═════ MATERIAL FOR THE TASK ═════
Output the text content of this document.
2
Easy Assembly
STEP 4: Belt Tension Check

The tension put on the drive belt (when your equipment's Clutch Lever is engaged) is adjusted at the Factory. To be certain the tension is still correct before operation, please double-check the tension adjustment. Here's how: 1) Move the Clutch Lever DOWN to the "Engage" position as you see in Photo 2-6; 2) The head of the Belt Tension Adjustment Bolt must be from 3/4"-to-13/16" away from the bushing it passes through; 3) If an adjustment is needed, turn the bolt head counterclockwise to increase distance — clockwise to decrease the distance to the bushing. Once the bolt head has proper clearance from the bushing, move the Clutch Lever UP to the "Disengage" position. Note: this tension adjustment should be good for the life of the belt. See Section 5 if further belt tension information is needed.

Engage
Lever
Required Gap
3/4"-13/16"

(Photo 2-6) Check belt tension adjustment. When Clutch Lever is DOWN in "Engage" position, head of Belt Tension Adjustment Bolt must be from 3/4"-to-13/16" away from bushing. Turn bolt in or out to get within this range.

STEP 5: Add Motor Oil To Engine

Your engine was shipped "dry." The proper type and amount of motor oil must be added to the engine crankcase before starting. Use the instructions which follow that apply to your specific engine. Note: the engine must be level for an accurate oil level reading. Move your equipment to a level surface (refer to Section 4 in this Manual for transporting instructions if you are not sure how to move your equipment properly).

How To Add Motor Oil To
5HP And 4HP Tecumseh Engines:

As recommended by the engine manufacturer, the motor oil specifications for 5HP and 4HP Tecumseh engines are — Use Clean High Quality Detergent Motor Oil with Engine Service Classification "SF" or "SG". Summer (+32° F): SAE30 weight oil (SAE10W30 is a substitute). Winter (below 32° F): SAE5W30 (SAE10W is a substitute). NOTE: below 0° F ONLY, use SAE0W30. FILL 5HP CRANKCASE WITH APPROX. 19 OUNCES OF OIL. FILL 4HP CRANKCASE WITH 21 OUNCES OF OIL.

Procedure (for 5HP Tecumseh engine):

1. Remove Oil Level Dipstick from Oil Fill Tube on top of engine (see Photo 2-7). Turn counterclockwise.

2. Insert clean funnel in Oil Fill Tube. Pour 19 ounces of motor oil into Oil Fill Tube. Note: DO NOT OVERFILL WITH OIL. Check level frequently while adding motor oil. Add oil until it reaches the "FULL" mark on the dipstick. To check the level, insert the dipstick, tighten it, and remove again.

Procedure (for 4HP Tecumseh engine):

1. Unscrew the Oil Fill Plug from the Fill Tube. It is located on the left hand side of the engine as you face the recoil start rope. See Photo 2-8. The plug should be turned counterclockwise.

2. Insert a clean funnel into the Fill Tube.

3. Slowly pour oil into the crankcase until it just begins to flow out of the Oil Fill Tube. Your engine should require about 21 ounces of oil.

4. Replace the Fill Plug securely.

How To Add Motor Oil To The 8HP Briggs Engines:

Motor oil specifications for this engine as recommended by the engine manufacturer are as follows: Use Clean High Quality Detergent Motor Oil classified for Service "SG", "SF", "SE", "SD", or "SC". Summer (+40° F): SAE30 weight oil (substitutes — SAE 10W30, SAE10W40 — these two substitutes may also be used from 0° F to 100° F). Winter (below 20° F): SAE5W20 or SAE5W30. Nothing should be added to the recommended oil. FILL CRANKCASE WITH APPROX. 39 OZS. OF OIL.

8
═════
■ **WHAT THIS TASK INVOLVES**
Every record shown above should be written out again exactly.

■ **ANSWER TO THIS PROBLEM**
Output the text content of this document.
2
Easy Assembly
STEP 4: Belt Tension Check

The tension put on the drive belt (when your equipment's Clutch Lever is engaged) is adjusted at the Factory. To be certain the tension is still correct before operation, please double-check the tension adjustment. Here's how: 1) Move the Clutch Lever DOWN to the "Engage" position as you see in Photo 2-6; 2) The head of the Belt Tension Adjustment Bolt must be from 3/4"-to-13/16" away from the bushing it passes through; 3) If an adjustment is needed, turn the bolt head counterclockwise to increase distance — clockwise to decrease the distance to the bushing. Once the bolt head has proper clearance from the bushing, move the Clutch Lever UP to the "Disengage" position. Note: this tension adjustment should be good for the life of the belt. See Section 5 if further belt tension information is needed.

Engage
Lever
Required Gap
3/4"-13/16"

(Photo 2-6) Check belt tension adjustment. When Clutch Lever is DOWN in "Engage" position, head of Belt Tension Adjustment Bolt must be from 3/4"-to-13/16" away from bushing. Turn bolt in or out to get within this range.

STEP 5: Add Motor Oil To Engine

Your engine was shipped "dry." The proper type and amount of motor oil must be added to the engine crankcase before starting. Use the instructions which follow that apply to your specific engine. Note: the engine must be level for an accurate oil level reading. Move your equipment to a level surface (refer to Section 4 in this Manual for transporting instructions if you are not sure how to move your equipment properly).

How To Add Motor Oil To
5HP And 4HP Tecumseh Engines:

As recommended by the engine manufacturer, the motor oil specifications for 5HP and 4HP Tecumseh engines are — Use Clean High Quality Detergent Motor Oil with Engine Service Classification "SF" or "SG". Summer (+32° F): SAE30 weight oil (SAE10W30 is a substitute). Winter (below 32° F): SAE5W30 (SAE10W is a substitute). NOTE: below 0° F ONLY, use SAE0W30. FILL 5HP CRANKCASE WITH APPROX. 19 OUNCES OF OIL. FILL 4HP CRANKCASE WITH 21 OUNCES OF OIL.

Procedure (for 5HP Tecumseh engine):

1. Remove Oil Level Dipstick from Oil Fill Tube on top of engine (see Photo 2-7). Turn counterclockwise.

2. Insert clean funnel in Oil Fill Tube. Pour 19 ounces of motor oil into Oil Fill Tube. Note: DO NOT OVERFILL WITH OIL. Check level frequently while adding motor oil. Add oil until it reaches the "FULL" mark on the dipstick. To check the level, insert the dipstick, tighten it, and remove again.

Procedure (for 4HP Tecumseh engine):

1. Unscrew the Oil Fill Plug from the Fill Tube. It is located on the left hand side of the engine as you face the recoil start rope. See Photo 2-8. The plug should be turned counterclockwise.

2. Insert a clean funnel into the Fill Tube.

3. Slowly pour oil into the crankcase until it just begins to flow out of the Oil Fill Tube. Your engine should require about 21 ounces of oil.

4. Replace the Fill Plug securely.

How To Add Motor Oil To The 8HP Briggs Engines:

Motor oil specifications for this engine as recommended by the engine manufacturer are as follows: Use Clean High Quality Detergent Motor Oil classified for Service "SG", "SF", "SE", "SD", or "SC". Summer (+40° F): SAE30 weight oil (substitutes — SAE 10W30, SAE10W40 — these two substitutes may also be used from 0° F to 100° F). Winter (below 20° F): SAE5W20 or SAE5W30. Nothing should be added to the recommended oil. FILL CRANKCASE WITH APPROX. 39 OZS. OF OIL.

8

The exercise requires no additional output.